>> BEGIN Given information
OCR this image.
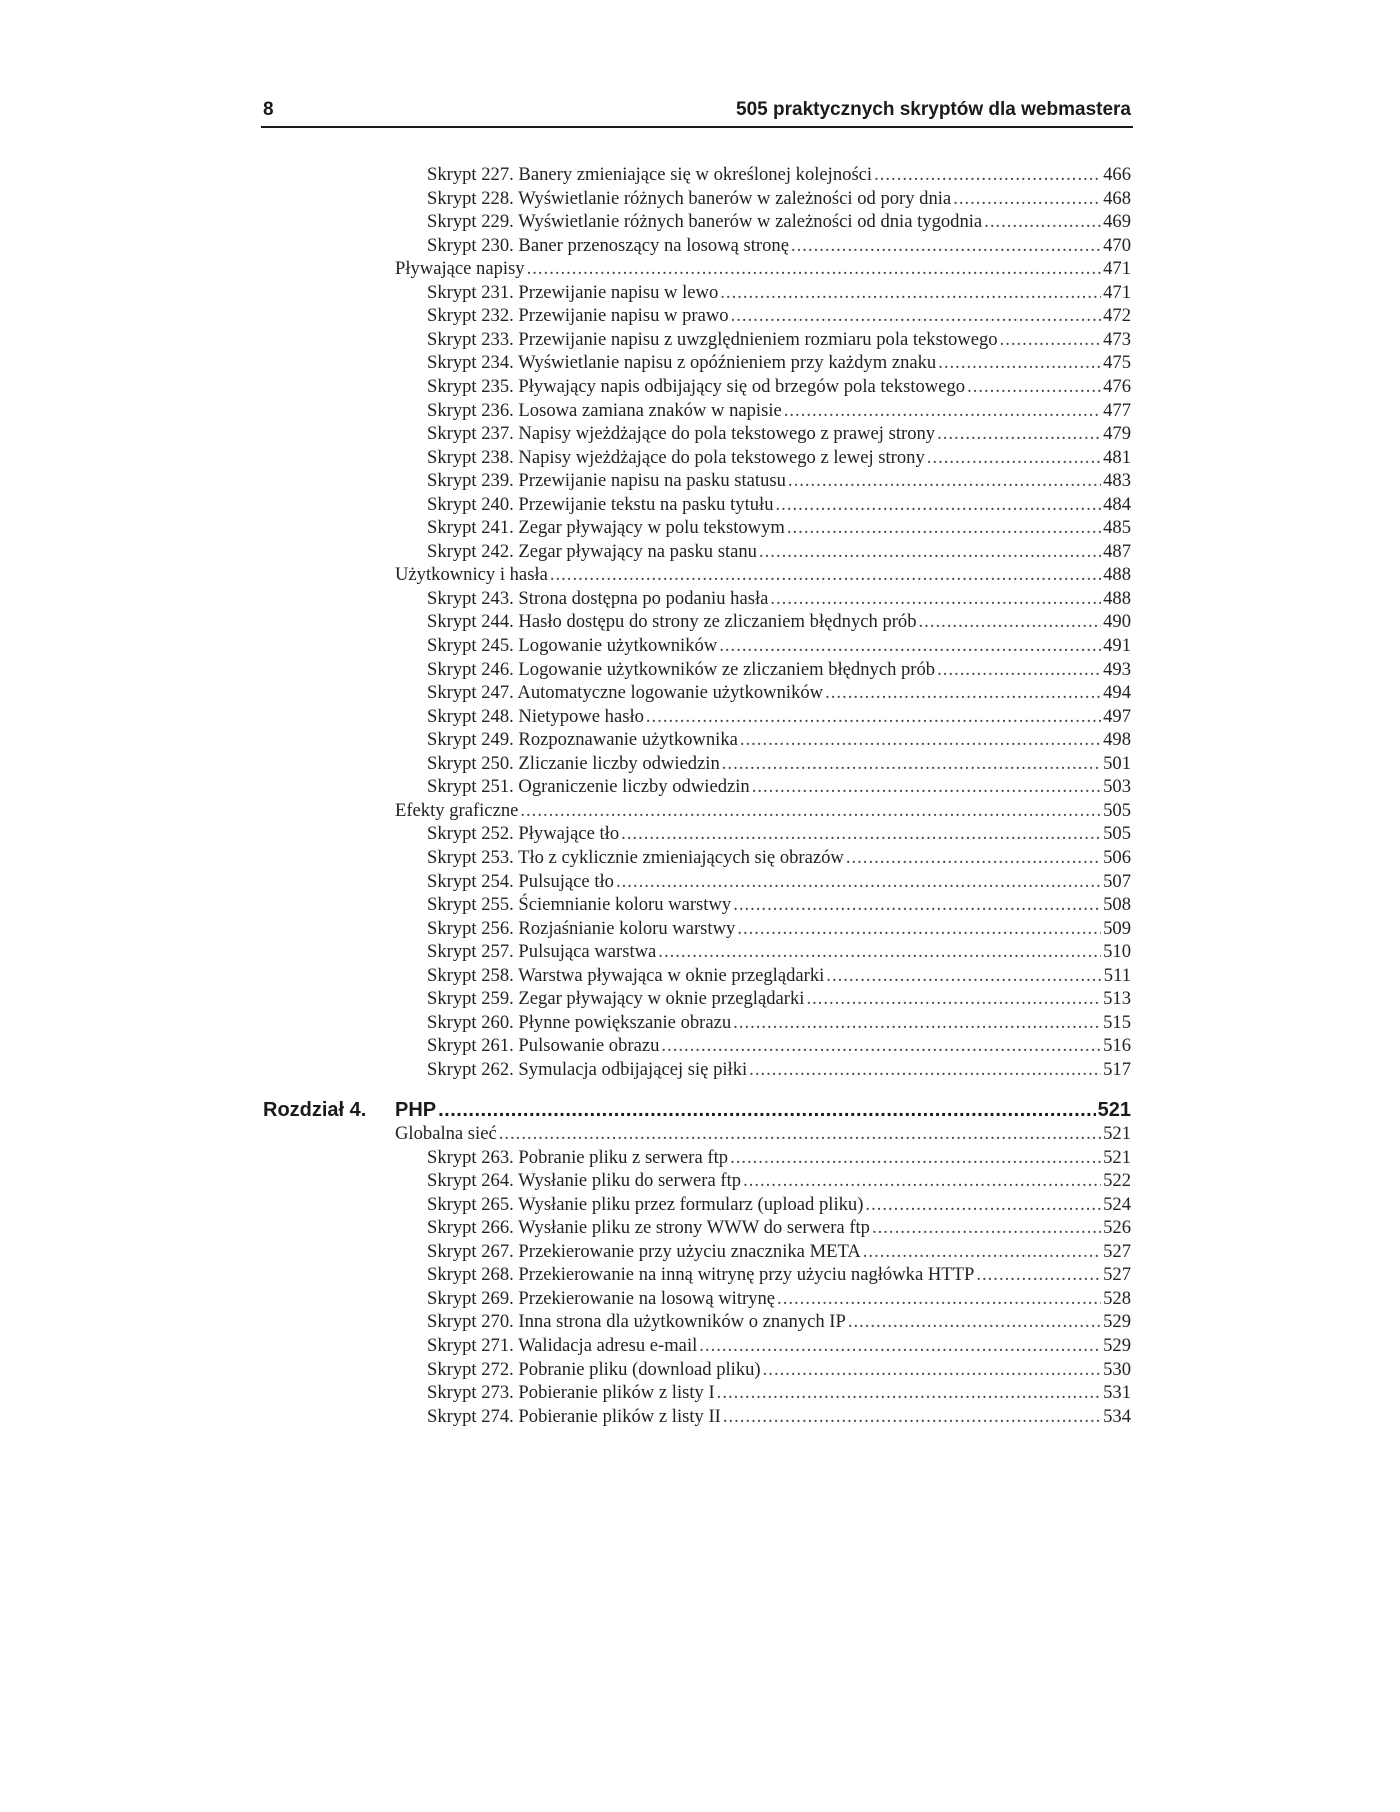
8	505 praktycznych skryptów dla webmastera
Skrypt 227. Banery zmieniające się w określonej kolejności .....	466
Skrypt 228. Wyświetlanie różnych banerów w zależności od pory dnia .....	468
Skrypt 229. Wyświetlanie różnych banerów w zależności od dnia tygodnia .....	469
Skrypt 230. Baner przenoszący na losową stronę .....	470
Pływające napisy .....	471
Skrypt 231. Przewijanie napisu w lewo .....	471
Skrypt 232. Przewijanie napisu w prawo .....	472
Skrypt 233. Przewijanie napisu z uwzględnieniem rozmiaru pola tekstowego .....	473
Skrypt 234. Wyświetlanie napisu z opóźnieniem przy każdym znaku .....	475
Skrypt 235. Pływający napis odbijający się od brzegów pola tekstowego .....	476
Skrypt 236. Losowa zamiana znaków w napisie .....	477
Skrypt 237. Napisy wjeżdżające do pola tekstowego z prawej strony .....	479
Skrypt 238. Napisy wjeżdżające do pola tekstowego z lewej strony .....	481
Skrypt 239. Przewijanie napisu na pasku statusu .....	483
Skrypt 240. Przewijanie tekstu na pasku tytułu .....	484
Skrypt 241. Zegar pływający w polu tekstowym .....	485
Skrypt 242. Zegar pływający na pasku stanu .....	487
Użytkownicy i hasła .....	488
Skrypt 243. Strona dostępna po podaniu hasła .....	488
Skrypt 244. Hasło dostępu do strony ze zliczaniem błędnych prób .....	490
Skrypt 245. Logowanie użytkowników .....	491
Skrypt 246. Logowanie użytkowników ze zliczaniem błędnych prób .....	493
Skrypt 247. Automatyczne logowanie użytkowników .....	494
Skrypt 248. Nietypowe hasło .....	497
Skrypt 249. Rozpoznawanie użytkownika .....	498
Skrypt 250. Zliczanie liczby odwiedzin .....	501
Skrypt 251. Ograniczenie liczby odwiedzin .....	503
Efekty graficzne .....	505
Skrypt 252. Pływające tło .....	505
Skrypt 253. Tło z cyklicznie zmieniających się obrazów .....	506
Skrypt 254. Pulsujące tło .....	507
Skrypt 255. Ściemnianie koloru warstwy .....	508
Skrypt 256. Rozjaśnianie koloru warstwy .....	509
Skrypt 257. Pulsująca warstwa .....	510
Skrypt 258. Warstwa pływająca w oknie przeglądarki .....	511
Skrypt 259. Zegar pływający w oknie przeglądarki .....	513
Skrypt 260. Płynne powiększanie obrazu .....	515
Skrypt 261. Pulsowanie obrazu .....	516
Skrypt 262. Symulacja odbijającej się piłki .....	517
Rozdział 4.	PHP .....	521
Globalna sieć .....	521
Skrypt 263. Pobranie pliku z serwera ftp .....	521
Skrypt 264. Wysłanie pliku do serwera ftp .....	522
Skrypt 265. Wysłanie pliku przez formularz (upload pliku) .....	524
Skrypt 266. Wysłanie pliku ze strony WWW do serwera ftp .....	526
Skrypt 267. Przekierowanie przy użyciu znacznika META .....	527
Skrypt 268. Przekierowanie na inną witrynę przy użyciu nagłówka HTTP .....	527
Skrypt 269. Przekierowanie na losową witrynę .....	528
Skrypt 270. Inna strona dla użytkowników o znanych IP .....	529
Skrypt 271. Walidacja adresu e-mail .....	529
Skrypt 272. Pobranie pliku (download pliku) .....	530
Skrypt 273. Pobieranie plików z listy I .....	531
Skrypt 274. Pobieranie plików z listy II .....	534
>> END Given information
(Exercise directions): Transcribe each line above verbatim, with the pictures left out.

(Reply):
OCR this image.
8	505 praktycznych skryptów dla webmastera
Skrypt 227. Banery zmieniające się w określonej kolejności .....	466
Skrypt 228. Wyświetlanie różnych banerów w zależności od pory dnia .....	468
Skrypt 229. Wyświetlanie różnych banerów w zależności od dnia tygodnia .....	469
Skrypt 230. Baner przenoszący na losową stronę .....	470
Pływające napisy .....	471
Skrypt 231. Przewijanie napisu w lewo .....	471
Skrypt 232. Przewijanie napisu w prawo .....	472
Skrypt 233. Przewijanie napisu z uwzględnieniem rozmiaru pola tekstowego .....	473
Skrypt 234. Wyświetlanie napisu z opóźnieniem przy każdym znaku .....	475
Skrypt 235. Pływający napis odbijający się od brzegów pola tekstowego .....	476
Skrypt 236. Losowa zamiana znaków w napisie .....	477
Skrypt 237. Napisy wjeżdżające do pola tekstowego z prawej strony .....	479
Skrypt 238. Napisy wjeżdżające do pola tekstowego z lewej strony .....	481
Skrypt 239. Przewijanie napisu na pasku statusu .....	483
Skrypt 240. Przewijanie tekstu na pasku tytułu .....	484
Skrypt 241. Zegar pływający w polu tekstowym .....	485
Skrypt 242. Zegar pływający na pasku stanu .....	487
Użytkownicy i hasła .....	488
Skrypt 243. Strona dostępna po podaniu hasła .....	488
Skrypt 244. Hasło dostępu do strony ze zliczaniem błędnych prób .....	490
Skrypt 245. Logowanie użytkowników .....	491
Skrypt 246. Logowanie użytkowników ze zliczaniem błędnych prób .....	493
Skrypt 247. Automatyczne logowanie użytkowników .....	494
Skrypt 248. Nietypowe hasło .....	497
Skrypt 249. Rozpoznawanie użytkownika .....	498
Skrypt 250. Zliczanie liczby odwiedzin .....	501
Skrypt 251. Ograniczenie liczby odwiedzin .....	503
Efekty graficzne .....	505
Skrypt 252. Pływające tło .....	505
Skrypt 253. Tło z cyklicznie zmieniających się obrazów .....	506
Skrypt 254. Pulsujące tło .....	507
Skrypt 255. Ściemnianie koloru warstwy .....	508
Skrypt 256. Rozjaśnianie koloru warstwy .....	509
Skrypt 257. Pulsująca warstwa .....	510
Skrypt 258. Warstwa pływająca w oknie przeglądarki .....	511
Skrypt 259. Zegar pływający w oknie przeglądarki .....	513
Skrypt 260. Płynne powiększanie obrazu .....	515
Skrypt 261. Pulsowanie obrazu .....	516
Skrypt 262. Symulacja odbijającej się piłki .....	517
Rozdział 4.	PHP .....	521
Globalna sieć .....	521
Skrypt 263. Pobranie pliku z serwera ftp .....	521
Skrypt 264. Wysłanie pliku do serwera ftp .....	522
Skrypt 265. Wysłanie pliku przez formularz (upload pliku) .....	524
Skrypt 266. Wysłanie pliku ze strony WWW do serwera ftp .....	526
Skrypt 267. Przekierowanie przy użyciu znacznika META .....	527
Skrypt 268. Przekierowanie na inną witrynę przy użyciu nagłówka HTTP .....	527
Skrypt 269. Przekierowanie na losową witrynę .....	528
Skrypt 270. Inna strona dla użytkowników o znanych IP .....	529
Skrypt 271. Walidacja adresu e-mail .....	529
Skrypt 272. Pobranie pliku (download pliku) .....	530
Skrypt 273. Pobieranie plików z listy I .....	531
Skrypt 274. Pobieranie plików z listy II .....	534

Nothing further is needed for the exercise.